TASK: Extract each line of the records below that contains the word "structured".

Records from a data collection
☆ ☆ ☆ ☆
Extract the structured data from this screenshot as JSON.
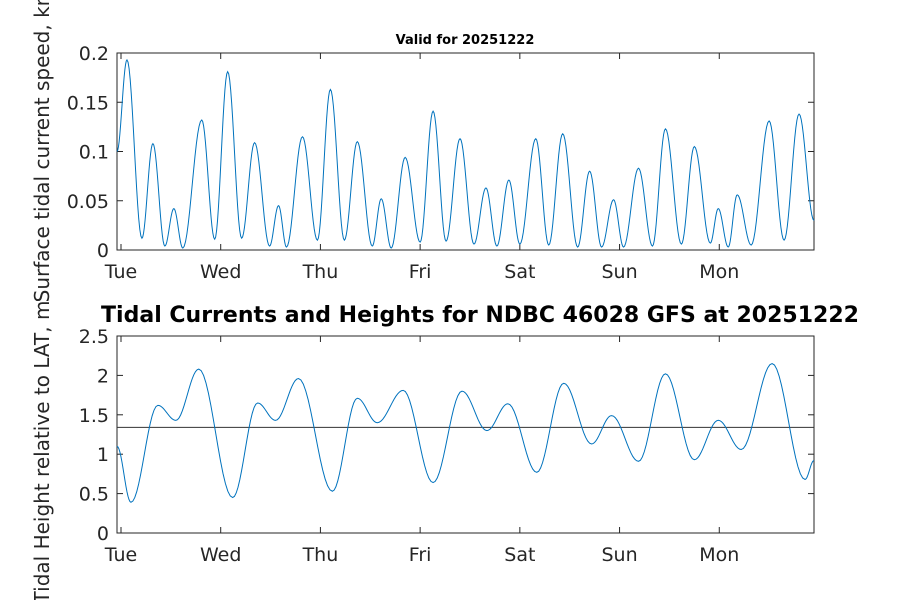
{
  "chart_data": [
    {
      "type": "line",
      "title": "Valid for 20251222",
      "xlabel": "",
      "ylabel": "Surface tidal current speed, kn",
      "x_tick_labels": [
        "Tue",
        "Wed",
        "Thu",
        "Fri",
        "Sat",
        "Sun",
        "Mon"
      ],
      "ylim": [
        0,
        0.2
      ],
      "y_ticks": [
        0,
        0.05,
        0.1,
        0.15,
        0.2
      ],
      "y_tick_labels": [
        "0",
        "0.05",
        "0.1",
        "0.15",
        "0.2"
      ],
      "xlim_days": [
        -0.04,
        6.95
      ],
      "series": [
        {
          "name": "speed",
          "color": "#0072BD",
          "extrema": [
            [
              -0.04,
              0.1
            ],
            [
              0.06,
              0.193
            ],
            [
              0.21,
              0.012
            ],
            [
              0.32,
              0.108
            ],
            [
              0.44,
              0.004
            ],
            [
              0.53,
              0.042
            ],
            [
              0.62,
              0.002
            ],
            [
              0.81,
              0.132
            ],
            [
              0.94,
              0.011
            ],
            [
              1.07,
              0.181
            ],
            [
              1.21,
              0.012
            ],
            [
              1.34,
              0.109
            ],
            [
              1.49,
              0.004
            ],
            [
              1.58,
              0.045
            ],
            [
              1.66,
              0.003
            ],
            [
              1.82,
              0.115
            ],
            [
              1.97,
              0.01
            ],
            [
              2.1,
              0.163
            ],
            [
              2.24,
              0.01
            ],
            [
              2.37,
              0.11
            ],
            [
              2.52,
              0.004
            ],
            [
              2.61,
              0.052
            ],
            [
              2.71,
              0.002
            ],
            [
              2.85,
              0.094
            ],
            [
              3.0,
              0.008
            ],
            [
              3.13,
              0.141
            ],
            [
              3.26,
              0.009
            ],
            [
              3.4,
              0.113
            ],
            [
              3.54,
              0.006
            ],
            [
              3.66,
              0.063
            ],
            [
              3.77,
              0.004
            ],
            [
              3.89,
              0.071
            ],
            [
              4.0,
              0.006
            ],
            [
              4.16,
              0.113
            ],
            [
              4.29,
              0.005
            ],
            [
              4.43,
              0.118
            ],
            [
              4.58,
              0.003
            ],
            [
              4.7,
              0.08
            ],
            [
              4.82,
              0.003
            ],
            [
              4.94,
              0.051
            ],
            [
              5.04,
              0.003
            ],
            [
              5.19,
              0.083
            ],
            [
              5.33,
              0.004
            ],
            [
              5.46,
              0.123
            ],
            [
              5.62,
              0.006
            ],
            [
              5.75,
              0.105
            ],
            [
              5.91,
              0.007
            ],
            [
              5.99,
              0.042
            ],
            [
              6.09,
              0.003
            ],
            [
              6.18,
              0.056
            ],
            [
              6.32,
              0.005
            ],
            [
              6.5,
              0.131
            ],
            [
              6.65,
              0.01
            ],
            [
              6.8,
              0.138
            ],
            [
              6.95,
              0.03
            ]
          ]
        }
      ]
    },
    {
      "type": "line",
      "title": "Tidal Currents and Heights for NDBC 46028 GFS at 20251222",
      "xlabel": "",
      "ylabel": "Tidal Height relative to LAT, m",
      "x_tick_labels": [
        "Tue",
        "Wed",
        "Thu",
        "Fri",
        "Sat",
        "Sun",
        "Mon"
      ],
      "ylim": [
        0,
        2.5
      ],
      "y_ticks": [
        0,
        0.5,
        1,
        1.5,
        2,
        2.5
      ],
      "y_tick_labels": [
        "0",
        "0.5",
        "1",
        "1.5",
        "2",
        "2.5"
      ],
      "xlim_days": [
        -0.04,
        6.95
      ],
      "reference_line": {
        "value": 1.34,
        "color": "#333333"
      },
      "series": [
        {
          "name": "height",
          "color": "#0072BD",
          "extrema": [
            [
              -0.04,
              1.1
            ],
            [
              0.1,
              0.39
            ],
            [
              0.37,
              1.62
            ],
            [
              0.55,
              1.43
            ],
            [
              0.78,
              2.08
            ],
            [
              1.12,
              0.45
            ],
            [
              1.37,
              1.65
            ],
            [
              1.55,
              1.43
            ],
            [
              1.78,
              1.96
            ],
            [
              2.12,
              0.53
            ],
            [
              2.37,
              1.71
            ],
            [
              2.57,
              1.4
            ],
            [
              2.83,
              1.81
            ],
            [
              3.13,
              0.64
            ],
            [
              3.42,
              1.8
            ],
            [
              3.67,
              1.3
            ],
            [
              3.88,
              1.64
            ],
            [
              4.17,
              0.77
            ],
            [
              4.44,
              1.9
            ],
            [
              4.72,
              1.13
            ],
            [
              4.92,
              1.49
            ],
            [
              5.19,
              0.91
            ],
            [
              5.46,
              2.02
            ],
            [
              5.75,
              0.93
            ],
            [
              5.99,
              1.43
            ],
            [
              6.22,
              1.06
            ],
            [
              6.53,
              2.15
            ],
            [
              6.86,
              0.68
            ],
            [
              6.95,
              0.92
            ]
          ]
        }
      ]
    }
  ]
}
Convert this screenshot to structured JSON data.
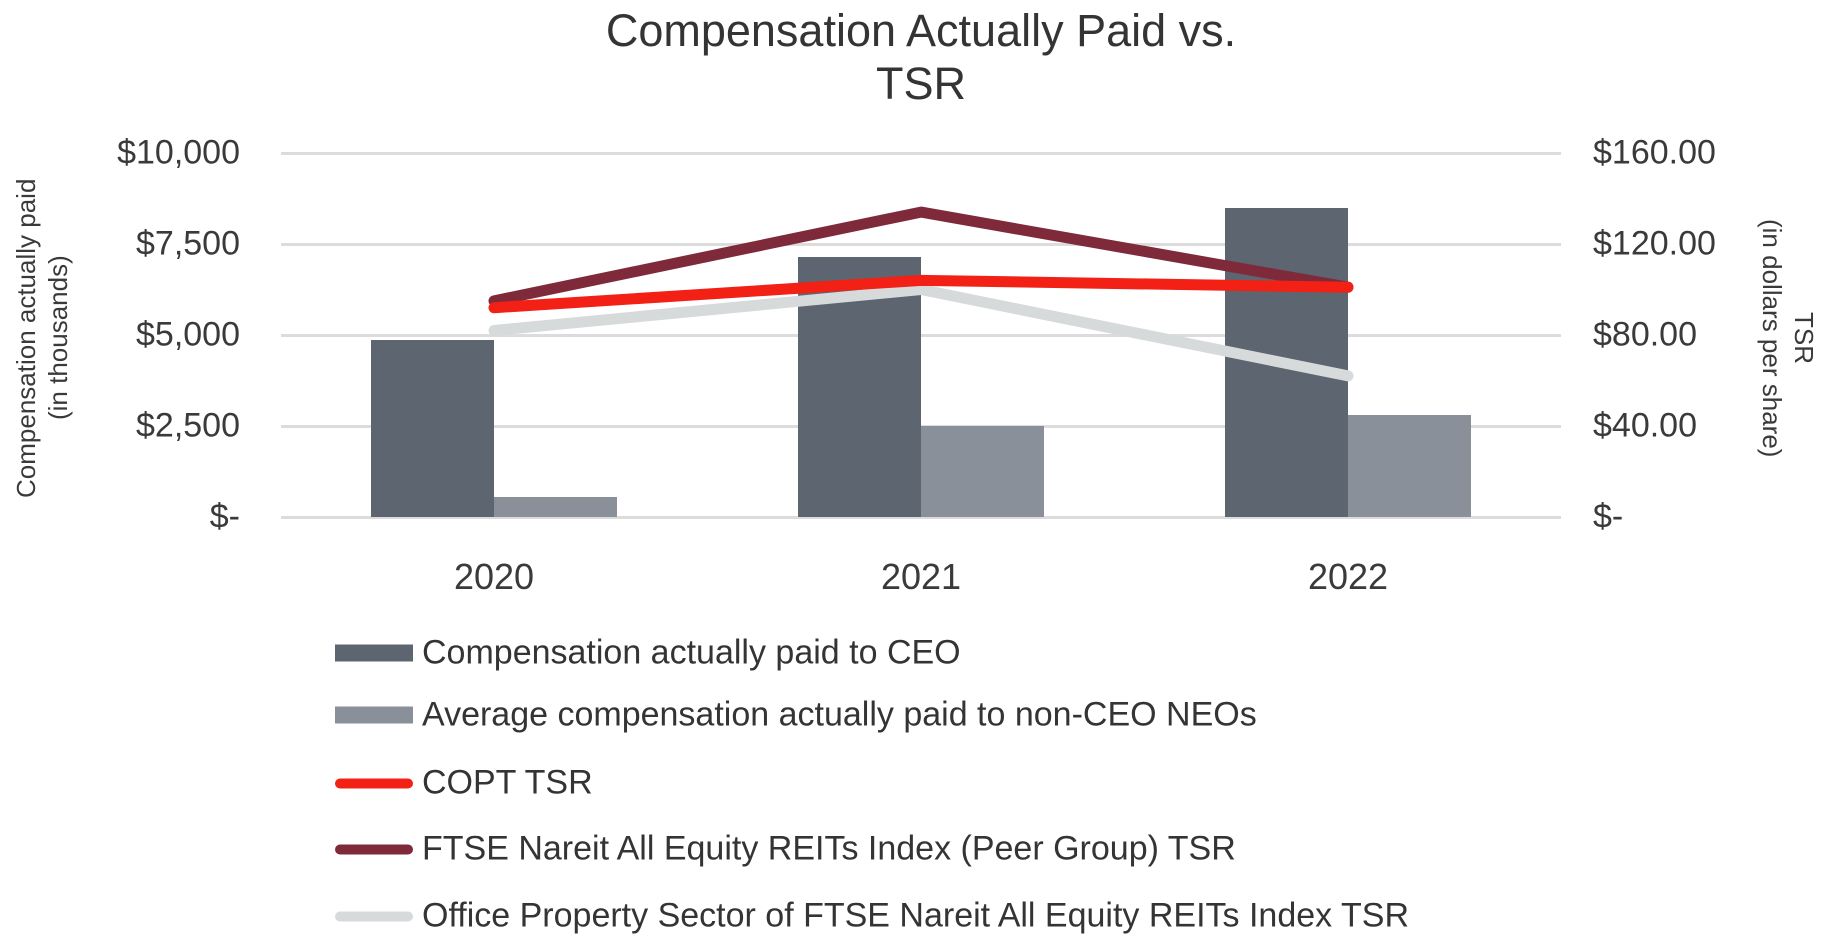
{
  "chart_data": {
    "type": "combo-bar-line",
    "title_line1": "Compensation Actually Paid vs.",
    "title_line2": "TSR",
    "categories": [
      "2020",
      "2021",
      "2022"
    ],
    "bar_series": [
      {
        "name": "Compensation actually paid to CEO",
        "axis": "left",
        "color": "#5d6570",
        "values": [
          4850,
          7150,
          8500
        ]
      },
      {
        "name": "Average compensation actually paid to non-CEO NEOs",
        "axis": "left",
        "color": "#8a9099",
        "values": [
          540,
          2500,
          2800
        ]
      }
    ],
    "line_series": [
      {
        "name": "COPT TSR",
        "axis": "right",
        "color": "#f32015",
        "values": [
          92,
          104,
          101
        ]
      },
      {
        "name": "FTSE Nareit All Equity REITs Index (Peer Group) TSR",
        "axis": "right",
        "color": "#7e2a3b",
        "values": [
          95,
          134,
          101
        ]
      },
      {
        "name": "Office Property Sector of FTSE Nareit All Equity REITs Index TSR",
        "axis": "right",
        "color": "#d7dadb",
        "values": [
          82,
          100,
          62
        ]
      }
    ],
    "left_axis": {
      "title_line1": "Compensation actually paid",
      "title_line2": "(in thousands)",
      "ticks": [
        "$10,000",
        "$7,500",
        "$5,000",
        "$2,500",
        "$-"
      ],
      "range": [
        0,
        10000
      ]
    },
    "right_axis": {
      "title_line1": "TSR",
      "title_line2": "(in dollars per share)",
      "ticks": [
        "$160.00",
        "$120.00",
        "$80.00",
        "$40.00",
        "$-"
      ],
      "range": [
        0,
        160
      ]
    },
    "grid": true,
    "gridline_color": "#dcdcdc",
    "text_color": "#3a3a3a",
    "legend_position": "bottom-left"
  }
}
☆ ☆ ☆ ☆
TASK OUTPUT:
Extract the structured data from this screenshot as JSON.
Convert this screenshot to structured JSON data.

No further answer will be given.